Set problem:
Output the listing below verbatim, reproducing every line in its original order without changes.

── Provided entries ──

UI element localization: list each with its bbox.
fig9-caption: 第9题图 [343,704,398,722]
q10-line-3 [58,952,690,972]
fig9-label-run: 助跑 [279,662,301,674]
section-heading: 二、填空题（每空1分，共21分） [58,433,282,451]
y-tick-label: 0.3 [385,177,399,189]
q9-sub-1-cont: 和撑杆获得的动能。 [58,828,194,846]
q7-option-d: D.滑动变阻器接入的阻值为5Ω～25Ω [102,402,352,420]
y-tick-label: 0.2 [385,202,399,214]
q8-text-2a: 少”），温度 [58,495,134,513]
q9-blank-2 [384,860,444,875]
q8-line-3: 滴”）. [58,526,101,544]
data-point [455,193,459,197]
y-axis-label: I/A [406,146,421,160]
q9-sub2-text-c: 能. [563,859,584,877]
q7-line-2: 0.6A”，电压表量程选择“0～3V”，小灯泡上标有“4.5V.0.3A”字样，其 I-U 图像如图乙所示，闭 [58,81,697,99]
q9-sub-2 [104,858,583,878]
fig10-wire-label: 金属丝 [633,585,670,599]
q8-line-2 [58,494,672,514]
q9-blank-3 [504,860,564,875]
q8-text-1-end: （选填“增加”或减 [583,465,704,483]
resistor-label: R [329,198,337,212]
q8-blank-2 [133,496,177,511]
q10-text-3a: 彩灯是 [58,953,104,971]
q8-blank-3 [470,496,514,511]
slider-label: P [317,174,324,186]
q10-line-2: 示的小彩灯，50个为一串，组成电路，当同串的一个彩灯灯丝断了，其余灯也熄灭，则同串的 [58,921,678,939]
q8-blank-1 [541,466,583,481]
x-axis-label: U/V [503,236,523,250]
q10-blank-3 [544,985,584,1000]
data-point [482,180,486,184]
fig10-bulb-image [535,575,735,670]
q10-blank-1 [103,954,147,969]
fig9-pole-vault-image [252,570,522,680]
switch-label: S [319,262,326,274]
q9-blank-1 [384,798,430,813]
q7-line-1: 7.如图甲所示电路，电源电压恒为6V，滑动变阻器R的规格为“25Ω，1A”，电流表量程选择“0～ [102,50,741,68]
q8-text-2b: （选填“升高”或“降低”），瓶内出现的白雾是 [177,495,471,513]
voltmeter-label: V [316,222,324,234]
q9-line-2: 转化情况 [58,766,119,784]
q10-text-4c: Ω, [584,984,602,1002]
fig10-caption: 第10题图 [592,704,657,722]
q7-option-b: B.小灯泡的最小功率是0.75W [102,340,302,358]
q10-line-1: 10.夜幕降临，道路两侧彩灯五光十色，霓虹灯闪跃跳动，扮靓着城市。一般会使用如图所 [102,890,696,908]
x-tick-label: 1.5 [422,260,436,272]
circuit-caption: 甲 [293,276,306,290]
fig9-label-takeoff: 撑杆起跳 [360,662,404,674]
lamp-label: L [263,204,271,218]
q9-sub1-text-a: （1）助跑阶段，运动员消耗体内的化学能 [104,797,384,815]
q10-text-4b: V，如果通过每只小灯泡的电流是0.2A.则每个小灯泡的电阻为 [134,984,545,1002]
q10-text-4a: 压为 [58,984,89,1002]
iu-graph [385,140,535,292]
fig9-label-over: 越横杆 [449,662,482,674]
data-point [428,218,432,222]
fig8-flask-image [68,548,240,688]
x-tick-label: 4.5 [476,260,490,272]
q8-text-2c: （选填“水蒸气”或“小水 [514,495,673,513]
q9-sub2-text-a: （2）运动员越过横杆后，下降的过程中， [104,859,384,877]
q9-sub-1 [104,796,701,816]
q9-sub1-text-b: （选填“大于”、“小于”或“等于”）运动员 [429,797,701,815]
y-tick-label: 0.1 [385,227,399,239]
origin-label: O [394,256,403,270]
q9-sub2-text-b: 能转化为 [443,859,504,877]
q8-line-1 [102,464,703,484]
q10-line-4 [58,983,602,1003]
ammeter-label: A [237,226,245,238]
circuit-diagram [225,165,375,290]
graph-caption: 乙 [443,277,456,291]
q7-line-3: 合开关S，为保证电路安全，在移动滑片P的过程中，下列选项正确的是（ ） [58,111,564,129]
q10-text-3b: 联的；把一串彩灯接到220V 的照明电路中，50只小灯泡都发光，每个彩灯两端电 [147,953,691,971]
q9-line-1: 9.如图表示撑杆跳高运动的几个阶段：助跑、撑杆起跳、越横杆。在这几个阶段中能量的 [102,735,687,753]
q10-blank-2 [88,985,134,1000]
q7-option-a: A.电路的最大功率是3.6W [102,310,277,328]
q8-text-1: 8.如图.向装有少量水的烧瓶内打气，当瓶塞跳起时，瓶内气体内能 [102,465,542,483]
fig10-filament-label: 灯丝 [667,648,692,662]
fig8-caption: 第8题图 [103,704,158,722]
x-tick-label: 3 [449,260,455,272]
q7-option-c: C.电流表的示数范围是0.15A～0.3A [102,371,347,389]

───

Task output:
UI element localization: list each with its bbox.
fig9-caption: 第9题图 [343,704,398,722]
q10-line-3 [58,952,690,972]
fig9-label-run: 助跑 [279,662,301,674]
section-heading: 二、填空题（每空1分，共21分） [58,433,282,451]
y-tick-label: 0.3 [385,177,399,189]
q9-sub-1-cont: 和撑杆获得的动能。 [58,828,194,846]
q7-option-d: D.滑动变阻器接入的阻值为5Ω～25Ω [102,402,352,420]
y-tick-label: 0.2 [385,202,399,214]
q8-text-2a: 少”），温度 [58,495,134,513]
q9-blank-2 [384,860,444,875]
q8-line-3: 滴”）. [58,526,101,544]
data-point [455,193,459,197]
y-axis-label: I/A [406,146,421,160]
q9-sub2-text-c: 能. [563,859,584,877]
q7-line-2: 0.6A”，电压表量程选择“0～3V”，小灯泡上标有“4.5V.0.3A”字样，其 I-U 图像如图乙所示，闭 [58,81,697,99]
q9-sub-2 [104,858,583,878]
fig10-wire-label: 金属丝 [633,585,670,599]
q8-line-2 [58,494,672,514]
q9-blank-3 [504,860,564,875]
q8-text-1-end: （选填“增加”或减 [583,465,704,483]
resistor-label: R [329,198,337,212]
q8-blank-2 [133,496,177,511]
q10-text-3a: 彩灯是 [58,953,104,971]
q8-blank-3 [470,496,514,511]
slider-label: P [317,174,324,186]
q10-line-2: 示的小彩灯，50个为一串，组成电路，当同串的一个彩灯灯丝断了，其余灯也熄灭，则同串的 [58,921,678,939]
q8-blank-1 [541,466,583,481]
x-axis-label: U/V [503,236,523,250]
q10-blank-3 [544,985,584,1000]
data-point [482,180,486,184]
fig10-bulb-image [535,575,735,670]
q10-blank-1 [103,954,147,969]
fig9-pole-vault-image [252,570,522,680]
switch-label: S [319,262,326,274]
q9-blank-1 [384,798,430,813]
q7-line-1: 7.如图甲所示电路，电源电压恒为6V，滑动变阻器R的规格为“25Ω，1A”，电流表量程选择“0～ [102,50,741,68]
q8-text-2b: （选填“升高”或“降低”），瓶内出现的白雾是 [177,495,471,513]
voltmeter-label: V [316,222,324,234]
q9-line-2: 转化情况 [58,766,119,784]
q10-text-4c: Ω, [584,984,602,1002]
fig10-caption: 第10题图 [592,704,657,722]
q7-option-b: B.小灯泡的最小功率是0.75W [102,340,302,358]
q10-line-1: 10.夜幕降临，道路两侧彩灯五光十色，霓虹灯闪跃跳动，扮靓着城市。一般会使用如图所 [102,890,696,908]
x-tick-label: 1.5 [422,260,436,272]
circuit-caption: 甲 [293,276,306,290]
fig9-label-takeoff: 撑杆起跳 [360,662,404,674]
lamp-label: L [263,204,271,218]
q9-sub1-text-a: （1）助跑阶段，运动员消耗体内的化学能 [104,797,384,815]
q10-text-4b: V，如果通过每只小灯泡的电流是0.2A.则每个小灯泡的电阻为 [134,984,545,1002]
q10-text-4a: 压为 [58,984,89,1002]
iu-graph [385,140,535,292]
fig9-label-over: 越横杆 [449,662,482,674]
data-point [428,218,432,222]
fig8-flask-image [68,548,240,688]
x-tick-label: 4.5 [476,260,490,272]
q8-text-2c: （选填“水蒸气”或“小水 [514,495,673,513]
q9-sub2-text-a: （2）运动员越过横杆后，下降的过程中， [104,859,384,877]
q9-sub-1 [104,796,701,816]
q9-sub1-text-b: （选填“大于”、“小于”或“等于”）运动员 [429,797,701,815]
y-tick-label: 0.1 [385,227,399,239]
origin-label: O [394,256,403,270]
q9-sub2-text-b: 能转化为 [443,859,504,877]
q8-line-1 [102,464,703,484]
q10-line-4 [58,983,602,1003]
ammeter-label: A [237,226,245,238]
circuit-diagram [225,165,375,290]
graph-caption: 乙 [443,277,456,291]
q7-line-3: 合开关S，为保证电路安全，在移动滑片P的过程中，下列选项正确的是（ ） [58,111,564,129]
q10-text-3b: 联的；把一串彩灯接到220V 的照明电路中，50只小灯泡都发光，每个彩灯两端电 [147,953,691,971]
q9-line-1: 9.如图表示撑杆跳高运动的几个阶段：助跑、撑杆起跳、越横杆。在这几个阶段中能量的 [102,735,687,753]
q10-blank-2 [88,985,134,1000]
q7-option-a: A.电路的最大功率是3.6W [102,310,277,328]
q8-text-1: 8.如图.向装有少量水的烧瓶内打气，当瓶塞跳起时，瓶内气体内能 [102,465,542,483]
fig10-filament-label: 灯丝 [667,648,692,662]
fig8-caption: 第8题图 [103,704,158,722]
x-tick-label: 3 [449,260,455,272]
q7-option-c: C.电流表的示数范围是0.15A～0.3A [102,371,347,389]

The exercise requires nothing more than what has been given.